In the records below, can you rewrite the stretch from the line containing "data-point-triangle [143, 157, 156, 169]" through the line containing "data-point-circle [424, 121, 435, 132]", changing "y2-tick-label" to "right-axis-label" and leaving everything else as it is?

• SOURCE RECORDS:
______

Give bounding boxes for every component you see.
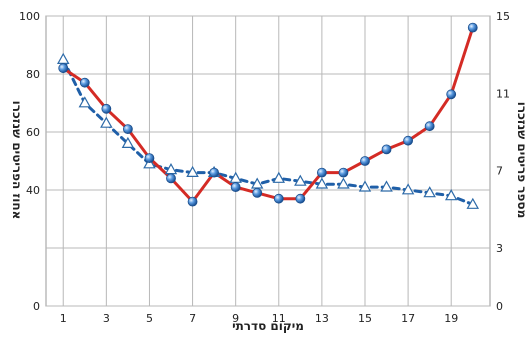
data-point-triangle [143, 157, 156, 169]
data-point-circle [467, 22, 478, 33]
data-point-circle [187, 196, 198, 207]
plot-area [45, 15, 491, 307]
data-point-circle [123, 124, 133, 135]
data-point-triangle [121, 136, 135, 148]
x-tick-label: 11 [272, 312, 286, 325]
y2-tick-label: 3 [496, 242, 503, 255]
data-point-triangle [186, 165, 199, 177]
y2-tick-label: 11 [496, 87, 510, 100]
data-point-triangle [380, 180, 393, 192]
data-point-triangle [401, 183, 415, 195]
y-axis-title: אחוז הפריטים שנזכרו [10, 101, 24, 220]
y2-tick-label: 7 [496, 165, 503, 178]
data-point-triangle [100, 116, 113, 128]
data-point-triangle [466, 197, 480, 209]
data-point-circle [338, 167, 349, 178]
y2-tick-label: 15 [496, 10, 510, 23]
data-point-triangle [78, 96, 92, 108]
y2-tick-label: 0 [496, 300, 503, 313]
data-point-circle [446, 89, 457, 100]
data-point-circle [273, 193, 284, 204]
data-point-circle [424, 121, 435, 132]
y-tick-label: 60 [26, 126, 40, 139]
data-point-circle [79, 77, 90, 88]
data-point-triangle [358, 180, 372, 192]
data-point-circle [295, 193, 306, 204]
x-tick-label: 5 [146, 312, 153, 325]
data-point-circle [360, 156, 370, 166]
y2-tick-labels: 0 3 7 11 15 [496, 10, 510, 313]
x-tick-labels: 1 3 5 7 9 11 13 15 17 19 [60, 312, 458, 325]
y2-axis-title: מספר פריטים שנזכרו [515, 102, 526, 218]
data-point-circle [58, 63, 69, 74]
x-tick-label: 15 [358, 312, 372, 325]
y-tick-label: 0 [33, 300, 40, 313]
x-tick-label: 7 [189, 312, 196, 325]
data-point-triangle [337, 177, 350, 189]
data-point-triangle [272, 171, 286, 183]
data-point-triangle [250, 177, 264, 189]
data-point-circle [403, 135, 413, 146]
series-markers [56, 22, 480, 209]
data-point-circle [381, 144, 392, 155]
x-tick-label: 1 [60, 312, 67, 325]
x-tick-label: 13 [315, 312, 329, 325]
data-point-triangle [423, 186, 436, 198]
data-point-circle [101, 103, 112, 114]
data-point-circle [144, 153, 155, 164]
y-tick-label: 40 [26, 184, 40, 197]
data-point-triangle [444, 189, 458, 201]
x-tick-label: 3 [103, 312, 110, 325]
data-point-triangle [315, 177, 329, 189]
y-tick-labels: 0 40 60 80 100 [19, 10, 40, 313]
x-axis-title: מיקום סדרתי [232, 319, 304, 333]
data-point-triangle [294, 174, 307, 186]
data-point-circle [166, 173, 176, 184]
data-point-circle [252, 187, 263, 198]
y-tick-label: 80 [26, 68, 40, 81]
data-point-circle [209, 167, 220, 178]
data-point-circle [316, 167, 327, 178]
x-tick-label: 17 [401, 312, 415, 325]
x-tick-label: 9 [232, 312, 239, 325]
data-point-circle [230, 182, 241, 193]
y-tick-label: 100 [19, 10, 40, 23]
x-tick-label: 19 [444, 312, 458, 325]
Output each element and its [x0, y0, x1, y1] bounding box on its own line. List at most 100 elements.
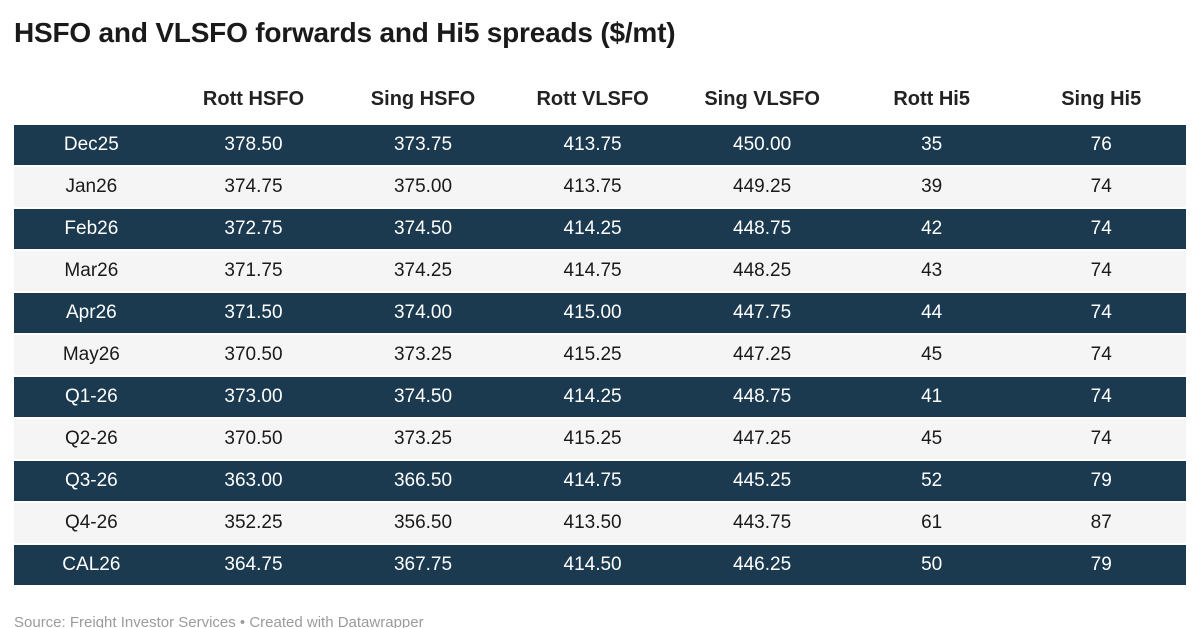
value-cell: 447.75: [677, 292, 847, 335]
value-cell: 61: [846, 502, 1017, 545]
period-cell: CAL26: [14, 544, 169, 587]
value-cell: 447.25: [677, 334, 847, 377]
value-cell: 39: [846, 166, 1017, 209]
period-cell: Apr26: [14, 292, 169, 335]
table-row: Q2-26 370.50 373.25 415.25 447.25 45 74: [14, 418, 1186, 461]
source-attribution: Source: Freight Investor Services • Crea…: [14, 614, 424, 628]
value-cell: 414.75: [507, 460, 678, 503]
datawrapper-chart-page: HSFO and VLSFO forwards and Hi5 spreads …: [0, 16, 1200, 628]
period-cell: Feb26: [14, 208, 169, 251]
value-cell: 373.25: [338, 418, 508, 461]
value-cell: 356.50: [338, 502, 508, 545]
column-header-sing-hsfo: Sing HSFO: [370, 88, 476, 110]
value-cell: 74: [1016, 334, 1186, 377]
value-cell: 352.25: [168, 502, 339, 545]
value-cell: 414.25: [507, 208, 678, 251]
value-cell: 366.50: [338, 460, 508, 503]
column-header-period: [14, 88, 169, 125]
value-cell: 42: [846, 208, 1017, 251]
value-cell: 74: [1016, 166, 1186, 209]
value-cell: 413.75: [507, 166, 678, 209]
column-header-rott-hi5: Rott Hi5: [893, 88, 970, 110]
value-cell: 378.50: [168, 125, 339, 167]
value-cell: 414.75: [507, 250, 678, 293]
value-cell: 371.50: [168, 292, 339, 335]
value-cell: 415.25: [507, 334, 678, 377]
column-header-rott-vlsfo: Rott VLSFO: [536, 88, 649, 110]
column-header-sing-vlsfo: Sing VLSFO: [704, 88, 820, 110]
value-cell: 74: [1016, 418, 1186, 461]
value-cell: 374.75: [168, 166, 339, 209]
value-cell: 87: [1016, 502, 1186, 545]
value-cell: 373.25: [338, 334, 508, 377]
table-row: Apr26 371.50 374.00 415.00 447.75 44 74: [14, 292, 1186, 335]
period-cell: Q4-26: [14, 502, 169, 545]
table-row: Mar26 371.75 374.25 414.75 448.25 43 74: [14, 250, 1186, 293]
value-cell: 447.25: [677, 418, 847, 461]
value-cell: 443.75: [677, 502, 847, 545]
value-cell: 74: [1016, 376, 1186, 419]
value-cell: 374.25: [338, 250, 508, 293]
table-row: May26 370.50 373.25 415.25 447.25 45 74: [14, 334, 1186, 377]
period-cell: Q3-26: [14, 460, 169, 503]
table-row: CAL26 364.75 367.75 414.50 446.25 50 79: [14, 544, 1186, 587]
value-cell: 371.75: [168, 250, 339, 293]
value-cell: 375.00: [338, 166, 508, 209]
value-cell: 35: [846, 125, 1017, 167]
value-cell: 79: [1016, 460, 1186, 503]
value-cell: 50: [846, 544, 1017, 587]
value-cell: 76: [1016, 125, 1186, 167]
page-title: HSFO and VLSFO forwards and Hi5 spreads …: [14, 17, 676, 48]
value-cell: 374.50: [338, 208, 508, 251]
value-cell: 449.25: [677, 166, 847, 209]
value-cell: 373.75: [338, 125, 508, 167]
value-cell: 413.50: [507, 502, 678, 545]
value-cell: 43: [846, 250, 1017, 293]
value-cell: 448.75: [677, 376, 847, 419]
column-header-sing-hi5: Sing Hi5: [1061, 88, 1142, 110]
value-cell: 45: [846, 334, 1017, 377]
value-cell: 374.00: [338, 292, 508, 335]
value-cell: 74: [1016, 250, 1186, 293]
value-cell: 367.75: [338, 544, 508, 587]
value-cell: 372.75: [168, 208, 339, 251]
period-cell: Mar26: [14, 250, 169, 293]
period-cell: May26: [14, 334, 169, 377]
value-cell: 370.50: [168, 418, 339, 461]
table-row: Dec25 378.50 373.75 413.75 450.00 35 76: [14, 125, 1186, 167]
value-cell: 415.25: [507, 418, 678, 461]
value-cell: 364.75: [168, 544, 339, 587]
value-cell: 413.75: [507, 125, 678, 167]
value-cell: 363.00: [168, 460, 339, 503]
table-row: Q4-26 352.25 356.50 413.50 443.75 61 87: [14, 502, 1186, 545]
period-cell: Dec25: [14, 125, 169, 167]
value-cell: 448.25: [677, 250, 847, 293]
value-cell: 45: [846, 418, 1017, 461]
value-cell: 448.75: [677, 208, 847, 251]
value-cell: 79: [1016, 544, 1186, 587]
value-cell: 41: [846, 376, 1017, 419]
value-cell: 414.50: [507, 544, 678, 587]
value-cell: 370.50: [168, 334, 339, 377]
value-cell: 373.00: [168, 376, 339, 419]
value-cell: 445.25: [677, 460, 847, 503]
period-cell: Q1-26: [14, 376, 169, 419]
value-cell: 44: [846, 292, 1017, 335]
value-cell: 414.25: [507, 376, 678, 419]
table-row: Jan26 374.75 375.00 413.75 449.25 39 74: [14, 166, 1186, 209]
header-row: Rott HSFO Sing HSFO Rott VLSFO Sing VLSF…: [14, 88, 1186, 125]
period-cell: Q2-26: [14, 418, 169, 461]
forwards-table: Rott HSFO Sing HSFO Rott VLSFO Sing VLSF…: [14, 88, 1186, 587]
value-cell: 74: [1016, 208, 1186, 251]
value-cell: 415.00: [507, 292, 678, 335]
value-cell: 74: [1016, 292, 1186, 335]
value-cell: 374.50: [338, 376, 508, 419]
table-row: Feb26 372.75 374.50 414.25 448.75 42 74: [14, 208, 1186, 251]
period-cell: Jan26: [14, 166, 169, 209]
table-row: Q1-26 373.00 374.50 414.25 448.75 41 74: [14, 376, 1186, 419]
value-cell: 450.00: [677, 125, 847, 167]
column-header-rott-hsfo: Rott HSFO: [202, 88, 305, 110]
value-cell: 446.25: [677, 544, 847, 587]
table-row: Q3-26 363.00 366.50 414.75 445.25 52 79: [14, 460, 1186, 503]
value-cell: 52: [846, 460, 1017, 503]
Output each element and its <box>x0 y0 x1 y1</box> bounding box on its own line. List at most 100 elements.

______

• SOLUTION BELOW:
data-point-triangle [143, 157, 156, 169]
data-point-circle [467, 22, 478, 33]
data-point-circle [187, 196, 198, 207]
plot-area [45, 15, 491, 307]
data-point-circle [123, 124, 133, 135]
data-point-triangle [121, 136, 135, 148]
x-tick-label: 11 [272, 312, 286, 325]
right-axis-label: 3 [496, 242, 503, 255]
data-point-triangle [186, 165, 199, 177]
right-axis-label: 11 [496, 87, 510, 100]
data-point-triangle [380, 180, 393, 192]
data-point-triangle [401, 183, 415, 195]
y-axis-title: אחוז הפריטים שנזכרו [10, 101, 24, 220]
right-axis-label: 7 [496, 165, 503, 178]
data-point-triangle [100, 116, 113, 128]
data-point-triangle [466, 197, 480, 209]
data-point-circle [338, 167, 349, 178]
right-axis-label: 15 [496, 10, 510, 23]
data-point-triangle [78, 96, 92, 108]
right-axis-label: 0 [496, 300, 503, 313]
data-point-circle [446, 89, 457, 100]
data-point-circle [273, 193, 284, 204]
data-point-circle [424, 121, 435, 132]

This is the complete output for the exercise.